## Start

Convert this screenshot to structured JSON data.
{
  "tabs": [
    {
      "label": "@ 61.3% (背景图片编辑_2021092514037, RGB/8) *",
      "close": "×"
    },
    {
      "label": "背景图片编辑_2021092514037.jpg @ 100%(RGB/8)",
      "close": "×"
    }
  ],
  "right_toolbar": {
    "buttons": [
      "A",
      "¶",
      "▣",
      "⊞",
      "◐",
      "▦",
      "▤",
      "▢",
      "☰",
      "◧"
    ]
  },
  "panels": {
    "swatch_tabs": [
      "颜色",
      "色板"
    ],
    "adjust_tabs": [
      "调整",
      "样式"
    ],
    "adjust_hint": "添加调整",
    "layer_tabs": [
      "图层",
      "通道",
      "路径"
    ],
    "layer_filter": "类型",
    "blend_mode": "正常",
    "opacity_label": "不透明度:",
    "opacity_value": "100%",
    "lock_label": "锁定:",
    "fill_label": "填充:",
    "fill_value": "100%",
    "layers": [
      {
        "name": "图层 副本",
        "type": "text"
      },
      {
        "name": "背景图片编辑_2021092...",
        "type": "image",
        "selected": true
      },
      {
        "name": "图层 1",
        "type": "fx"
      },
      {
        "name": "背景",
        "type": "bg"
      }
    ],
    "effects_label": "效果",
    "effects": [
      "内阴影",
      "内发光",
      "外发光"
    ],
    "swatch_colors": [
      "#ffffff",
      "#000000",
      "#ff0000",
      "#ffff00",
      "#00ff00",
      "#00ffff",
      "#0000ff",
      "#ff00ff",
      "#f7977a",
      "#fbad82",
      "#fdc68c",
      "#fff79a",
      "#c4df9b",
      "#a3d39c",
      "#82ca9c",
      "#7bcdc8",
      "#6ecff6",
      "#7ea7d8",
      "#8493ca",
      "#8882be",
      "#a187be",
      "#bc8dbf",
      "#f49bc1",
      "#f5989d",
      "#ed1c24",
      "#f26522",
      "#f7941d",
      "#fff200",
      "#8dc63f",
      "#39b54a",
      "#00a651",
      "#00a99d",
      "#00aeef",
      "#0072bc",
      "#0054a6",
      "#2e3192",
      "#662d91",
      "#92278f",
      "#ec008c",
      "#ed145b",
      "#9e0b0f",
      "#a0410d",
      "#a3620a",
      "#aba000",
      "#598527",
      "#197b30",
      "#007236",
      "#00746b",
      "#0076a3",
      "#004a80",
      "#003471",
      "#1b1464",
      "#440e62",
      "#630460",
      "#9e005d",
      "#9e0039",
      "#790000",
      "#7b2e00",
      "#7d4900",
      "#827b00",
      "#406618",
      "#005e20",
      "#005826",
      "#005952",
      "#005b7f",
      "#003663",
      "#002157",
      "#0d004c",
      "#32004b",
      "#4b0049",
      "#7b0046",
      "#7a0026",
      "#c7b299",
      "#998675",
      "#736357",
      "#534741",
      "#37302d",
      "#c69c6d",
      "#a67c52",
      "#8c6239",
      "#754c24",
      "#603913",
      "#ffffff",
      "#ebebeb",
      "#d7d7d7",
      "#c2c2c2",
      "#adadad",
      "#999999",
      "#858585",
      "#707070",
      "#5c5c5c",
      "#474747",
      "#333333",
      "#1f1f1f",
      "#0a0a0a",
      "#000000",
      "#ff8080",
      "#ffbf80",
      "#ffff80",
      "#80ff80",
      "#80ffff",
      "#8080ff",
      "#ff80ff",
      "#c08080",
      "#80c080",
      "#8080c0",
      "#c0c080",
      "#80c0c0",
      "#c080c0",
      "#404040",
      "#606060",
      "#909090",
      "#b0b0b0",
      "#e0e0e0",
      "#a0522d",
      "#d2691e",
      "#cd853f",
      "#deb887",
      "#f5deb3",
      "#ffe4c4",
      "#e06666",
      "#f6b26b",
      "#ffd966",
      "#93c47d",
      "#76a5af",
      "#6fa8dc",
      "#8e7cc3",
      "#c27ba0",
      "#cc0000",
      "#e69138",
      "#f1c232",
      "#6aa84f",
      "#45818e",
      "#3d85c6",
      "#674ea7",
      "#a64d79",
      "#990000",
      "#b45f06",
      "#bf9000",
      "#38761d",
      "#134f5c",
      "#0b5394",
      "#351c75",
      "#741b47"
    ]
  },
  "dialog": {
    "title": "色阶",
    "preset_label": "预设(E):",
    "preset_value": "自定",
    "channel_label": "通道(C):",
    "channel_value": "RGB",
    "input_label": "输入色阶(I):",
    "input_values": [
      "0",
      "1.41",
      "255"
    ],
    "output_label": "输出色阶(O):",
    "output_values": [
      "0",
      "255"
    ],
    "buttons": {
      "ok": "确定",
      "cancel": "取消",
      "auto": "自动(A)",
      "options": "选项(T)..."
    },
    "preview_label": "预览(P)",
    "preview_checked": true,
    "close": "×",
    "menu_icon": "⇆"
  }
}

## End

__Instructions for the task__
The required output is the number of lines containing the word "true", and nothing besides.

__Output below__
2